### Aim
With the pictures omitted, write out the entries that follow exactly as they stand.
** Begin Data to use **
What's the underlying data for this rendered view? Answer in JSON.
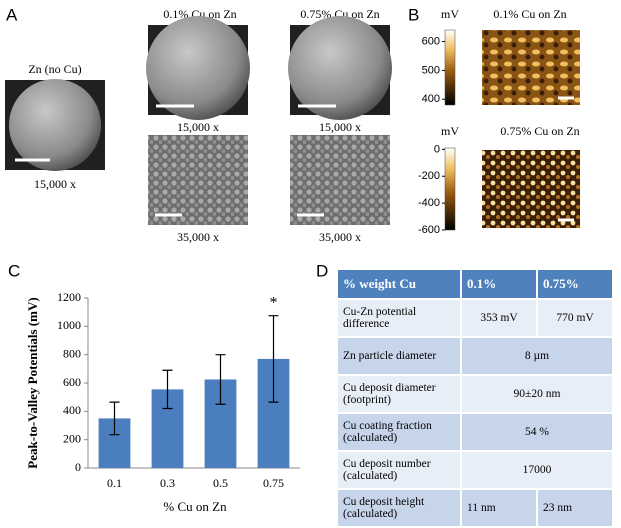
{
  "panel_labels": [
    "A",
    "B",
    "C",
    "D"
  ],
  "panel_a": {
    "images": [
      {
        "title": "Zn (no Cu)",
        "magnification": "15,000 x"
      },
      {
        "title": "0.1% Cu on Zn",
        "magnification": "15,000 x"
      },
      {
        "magnification": "35,000 x"
      },
      {
        "title": "0.75% Cu on Zn",
        "magnification": "15,000 x"
      },
      {
        "magnification": "35,000 x"
      }
    ]
  },
  "panel_b": {
    "maps": [
      {
        "title": "0.1% Cu on Zn",
        "unit": "mV",
        "lim": [
          380,
          640
        ],
        "ticks": [
          600,
          500,
          400
        ]
      },
      {
        "title": "0.75% Cu on Zn",
        "unit": "mV",
        "lim": [
          -600,
          10
        ],
        "ticks": [
          0,
          -200,
          -400,
          -600
        ]
      }
    ]
  },
  "chart_data": {
    "type": "bar",
    "y_label": "Peak-to-Valley Potentials (mV)",
    "x_label": "% Cu on Zn",
    "categories": [
      "0.1",
      "0.3",
      "0.5",
      "0.75"
    ],
    "values": [
      350,
      555,
      625,
      770
    ],
    "errors": [
      115,
      135,
      175,
      305
    ],
    "color": "#4a7ebf",
    "ylim": [
      0,
      1200
    ],
    "yticks": [
      0,
      200,
      400,
      600,
      800,
      1000,
      1200
    ],
    "annotations": [
      {
        "text": "*",
        "category": "0.75"
      }
    ]
  },
  "table": {
    "header": [
      "% weight Cu",
      "0.1%",
      "0.75%"
    ],
    "rows": [
      [
        "Cu-Zn potential difference",
        "353 mV",
        "770 mV"
      ],
      [
        "Zn particle diameter",
        "8 µm"
      ],
      [
        "Cu deposit diameter (footprint)",
        "90±20 nm"
      ],
      [
        "Cu coating fraction (calculated)",
        "54 %"
      ],
      [
        "Cu deposit number (calculated)",
        "17000"
      ],
      [
        "Cu deposit height (calculated)",
        "11 nm",
        "23 nm"
      ]
    ]
  }
}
** End Data to use **
### Worked answer
What's the underlying data for this rendered view? Answer in JSON.
{
  "panel_labels": [
    "A",
    "B",
    "C",
    "D"
  ],
  "panel_a": {
    "images": [
      {
        "title": "Zn (no Cu)",
        "magnification": "15,000 x"
      },
      {
        "title": "0.1% Cu on Zn",
        "magnification": "15,000 x"
      },
      {
        "magnification": "35,000 x"
      },
      {
        "title": "0.75% Cu on Zn",
        "magnification": "15,000 x"
      },
      {
        "magnification": "35,000 x"
      }
    ]
  },
  "panel_b": {
    "maps": [
      {
        "title": "0.1% Cu on Zn",
        "unit": "mV",
        "lim": [
          380,
          640
        ],
        "ticks": [
          600,
          500,
          400
        ]
      },
      {
        "title": "0.75% Cu on Zn",
        "unit": "mV",
        "lim": [
          -600,
          10
        ],
        "ticks": [
          0,
          -200,
          -400,
          -600
        ]
      }
    ]
  },
  "chart_data": {
    "type": "bar",
    "y_label": "Peak-to-Valley Potentials (mV)",
    "x_label": "% Cu on Zn",
    "categories": [
      "0.1",
      "0.3",
      "0.5",
      "0.75"
    ],
    "values": [
      350,
      555,
      625,
      770
    ],
    "errors": [
      115,
      135,
      175,
      305
    ],
    "color": "#4a7ebf",
    "ylim": [
      0,
      1200
    ],
    "yticks": [
      0,
      200,
      400,
      600,
      800,
      1000,
      1200
    ],
    "annotations": [
      {
        "text": "*",
        "category": "0.75"
      }
    ]
  },
  "table": {
    "header": [
      "% weight Cu",
      "0.1%",
      "0.75%"
    ],
    "rows": [
      [
        "Cu-Zn potential difference",
        "353 mV",
        "770 mV"
      ],
      [
        "Zn particle diameter",
        "8 µm"
      ],
      [
        "Cu deposit diameter (footprint)",
        "90±20 nm"
      ],
      [
        "Cu coating fraction (calculated)",
        "54 %"
      ],
      [
        "Cu deposit number (calculated)",
        "17000"
      ],
      [
        "Cu deposit height (calculated)",
        "11 nm",
        "23 nm"
      ]
    ]
  }
}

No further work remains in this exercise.